(Collected data)
#####

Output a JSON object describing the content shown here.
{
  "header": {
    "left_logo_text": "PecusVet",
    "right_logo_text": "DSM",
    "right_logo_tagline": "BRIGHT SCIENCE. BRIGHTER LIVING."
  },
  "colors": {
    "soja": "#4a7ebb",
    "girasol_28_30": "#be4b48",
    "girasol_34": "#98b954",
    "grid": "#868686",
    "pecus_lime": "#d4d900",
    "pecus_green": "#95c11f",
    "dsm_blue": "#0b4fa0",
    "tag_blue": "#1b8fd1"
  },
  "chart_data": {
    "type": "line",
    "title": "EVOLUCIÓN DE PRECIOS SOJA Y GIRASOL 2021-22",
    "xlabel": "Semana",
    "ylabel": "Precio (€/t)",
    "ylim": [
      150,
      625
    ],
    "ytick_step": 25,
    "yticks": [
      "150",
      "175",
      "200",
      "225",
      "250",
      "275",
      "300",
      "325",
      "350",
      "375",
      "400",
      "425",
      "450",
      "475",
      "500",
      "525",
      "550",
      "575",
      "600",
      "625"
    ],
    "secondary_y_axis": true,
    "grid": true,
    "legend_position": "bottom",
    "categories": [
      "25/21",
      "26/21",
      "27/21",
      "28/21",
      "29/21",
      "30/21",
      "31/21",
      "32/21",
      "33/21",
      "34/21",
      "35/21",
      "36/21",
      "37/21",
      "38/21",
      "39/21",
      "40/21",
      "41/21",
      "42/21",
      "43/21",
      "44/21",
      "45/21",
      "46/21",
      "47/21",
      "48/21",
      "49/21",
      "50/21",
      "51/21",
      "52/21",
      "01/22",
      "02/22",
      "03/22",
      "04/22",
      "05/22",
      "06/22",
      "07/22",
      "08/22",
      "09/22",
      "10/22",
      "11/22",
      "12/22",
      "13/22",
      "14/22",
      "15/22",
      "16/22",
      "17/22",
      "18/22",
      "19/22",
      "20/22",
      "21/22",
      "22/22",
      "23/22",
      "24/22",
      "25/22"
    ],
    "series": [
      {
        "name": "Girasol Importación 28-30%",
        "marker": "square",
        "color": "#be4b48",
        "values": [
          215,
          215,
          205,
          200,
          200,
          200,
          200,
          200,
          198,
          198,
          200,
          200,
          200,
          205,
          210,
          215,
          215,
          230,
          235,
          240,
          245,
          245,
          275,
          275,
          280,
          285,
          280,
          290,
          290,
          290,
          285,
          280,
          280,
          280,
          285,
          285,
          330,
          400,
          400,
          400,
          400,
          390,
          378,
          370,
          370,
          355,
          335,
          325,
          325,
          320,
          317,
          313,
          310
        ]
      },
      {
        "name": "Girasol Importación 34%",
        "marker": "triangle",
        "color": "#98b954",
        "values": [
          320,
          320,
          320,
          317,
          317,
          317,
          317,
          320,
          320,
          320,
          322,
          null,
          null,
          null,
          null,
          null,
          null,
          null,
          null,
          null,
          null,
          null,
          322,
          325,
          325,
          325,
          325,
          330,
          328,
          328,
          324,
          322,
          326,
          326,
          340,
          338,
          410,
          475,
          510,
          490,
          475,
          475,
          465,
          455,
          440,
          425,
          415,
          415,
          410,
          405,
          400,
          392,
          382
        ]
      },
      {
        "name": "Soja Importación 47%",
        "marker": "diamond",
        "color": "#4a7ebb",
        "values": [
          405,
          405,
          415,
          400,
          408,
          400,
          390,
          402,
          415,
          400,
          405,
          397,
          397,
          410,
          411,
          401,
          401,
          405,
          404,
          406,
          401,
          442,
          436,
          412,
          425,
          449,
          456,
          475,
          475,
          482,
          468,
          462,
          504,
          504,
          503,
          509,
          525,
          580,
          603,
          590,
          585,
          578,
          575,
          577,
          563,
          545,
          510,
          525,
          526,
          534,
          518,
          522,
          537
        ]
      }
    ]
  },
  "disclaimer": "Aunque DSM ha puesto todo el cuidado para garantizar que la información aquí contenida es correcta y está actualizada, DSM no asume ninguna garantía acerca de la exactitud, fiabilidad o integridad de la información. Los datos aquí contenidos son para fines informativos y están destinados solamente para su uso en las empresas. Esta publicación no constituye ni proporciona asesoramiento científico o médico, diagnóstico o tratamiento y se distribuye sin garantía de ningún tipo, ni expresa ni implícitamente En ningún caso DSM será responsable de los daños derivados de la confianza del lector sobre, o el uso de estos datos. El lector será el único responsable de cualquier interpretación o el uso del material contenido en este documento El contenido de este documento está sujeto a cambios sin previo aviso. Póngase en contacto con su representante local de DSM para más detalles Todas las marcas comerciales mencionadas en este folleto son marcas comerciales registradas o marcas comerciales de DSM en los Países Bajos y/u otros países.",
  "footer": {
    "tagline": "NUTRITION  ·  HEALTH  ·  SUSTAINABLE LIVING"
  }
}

#####

#### EXERCISE BRIEF
Write out every entry exactly as given.

#### THE COMPLETED TASK
Output a JSON object describing the content shown here.
{
  "header": {
    "left_logo_text": "PecusVet",
    "right_logo_text": "DSM",
    "right_logo_tagline": "BRIGHT SCIENCE. BRIGHTER LIVING."
  },
  "colors": {
    "soja": "#4a7ebb",
    "girasol_28_30": "#be4b48",
    "girasol_34": "#98b954",
    "grid": "#868686",
    "pecus_lime": "#d4d900",
    "pecus_green": "#95c11f",
    "dsm_blue": "#0b4fa0",
    "tag_blue": "#1b8fd1"
  },
  "chart_data": {
    "type": "line",
    "title": "EVOLUCIÓN DE PRECIOS SOJA Y GIRASOL 2021-22",
    "xlabel": "Semana",
    "ylabel": "Precio (€/t)",
    "ylim": [
      150,
      625
    ],
    "ytick_step": 25,
    "yticks": [
      "150",
      "175",
      "200",
      "225",
      "250",
      "275",
      "300",
      "325",
      "350",
      "375",
      "400",
      "425",
      "450",
      "475",
      "500",
      "525",
      "550",
      "575",
      "600",
      "625"
    ],
    "secondary_y_axis": true,
    "grid": true,
    "legend_position": "bottom",
    "categories": [
      "25/21",
      "26/21",
      "27/21",
      "28/21",
      "29/21",
      "30/21",
      "31/21",
      "32/21",
      "33/21",
      "34/21",
      "35/21",
      "36/21",
      "37/21",
      "38/21",
      "39/21",
      "40/21",
      "41/21",
      "42/21",
      "43/21",
      "44/21",
      "45/21",
      "46/21",
      "47/21",
      "48/21",
      "49/21",
      "50/21",
      "51/21",
      "52/21",
      "01/22",
      "02/22",
      "03/22",
      "04/22",
      "05/22",
      "06/22",
      "07/22",
      "08/22",
      "09/22",
      "10/22",
      "11/22",
      "12/22",
      "13/22",
      "14/22",
      "15/22",
      "16/22",
      "17/22",
      "18/22",
      "19/22",
      "20/22",
      "21/22",
      "22/22",
      "23/22",
      "24/22",
      "25/22"
    ],
    "series": [
      {
        "name": "Girasol Importación 28-30%",
        "marker": "square",
        "color": "#be4b48",
        "values": [
          215,
          215,
          205,
          200,
          200,
          200,
          200,
          200,
          198,
          198,
          200,
          200,
          200,
          205,
          210,
          215,
          215,
          230,
          235,
          240,
          245,
          245,
          275,
          275,
          280,
          285,
          280,
          290,
          290,
          290,
          285,
          280,
          280,
          280,
          285,
          285,
          330,
          400,
          400,
          400,
          400,
          390,
          378,
          370,
          370,
          355,
          335,
          325,
          325,
          320,
          317,
          313,
          310
        ]
      },
      {
        "name": "Girasol Importación 34%",
        "marker": "triangle",
        "color": "#98b954",
        "values": [
          320,
          320,
          320,
          317,
          317,
          317,
          317,
          320,
          320,
          320,
          322,
          null,
          null,
          null,
          null,
          null,
          null,
          null,
          null,
          null,
          null,
          null,
          322,
          325,
          325,
          325,
          325,
          330,
          328,
          328,
          324,
          322,
          326,
          326,
          340,
          338,
          410,
          475,
          510,
          490,
          475,
          475,
          465,
          455,
          440,
          425,
          415,
          415,
          410,
          405,
          400,
          392,
          382
        ]
      },
      {
        "name": "Soja Importación 47%",
        "marker": "diamond",
        "color": "#4a7ebb",
        "values": [
          405,
          405,
          415,
          400,
          408,
          400,
          390,
          402,
          415,
          400,
          405,
          397,
          397,
          410,
          411,
          401,
          401,
          405,
          404,
          406,
          401,
          442,
          436,
          412,
          425,
          449,
          456,
          475,
          475,
          482,
          468,
          462,
          504,
          504,
          503,
          509,
          525,
          580,
          603,
          590,
          585,
          578,
          575,
          577,
          563,
          545,
          510,
          525,
          526,
          534,
          518,
          522,
          537
        ]
      }
    ]
  },
  "disclaimer": "Aunque DSM ha puesto todo el cuidado para garantizar que la información aquí contenida es correcta y está actualizada, DSM no asume ninguna garantía acerca de la exactitud, fiabilidad o integridad de la información. Los datos aquí contenidos son para fines informativos y están destinados solamente para su uso en las empresas. Esta publicación no constituye ni proporciona asesoramiento científico o médico, diagnóstico o tratamiento y se distribuye sin garantía de ningún tipo, ni expresa ni implícitamente En ningún caso DSM será responsable de los daños derivados de la confianza del lector sobre, o el uso de estos datos. El lector será el único responsable de cualquier interpretación o el uso del material contenido en este documento El contenido de este documento está sujeto a cambios sin previo aviso. Póngase en contacto con su representante local de DSM para más detalles Todas las marcas comerciales mencionadas en este folleto son marcas comerciales registradas o marcas comerciales de DSM en los Países Bajos y/u otros países.",
  "footer": {
    "tagline": "NUTRITION  ·  HEALTH  ·  SUSTAINABLE LIVING"
  }
}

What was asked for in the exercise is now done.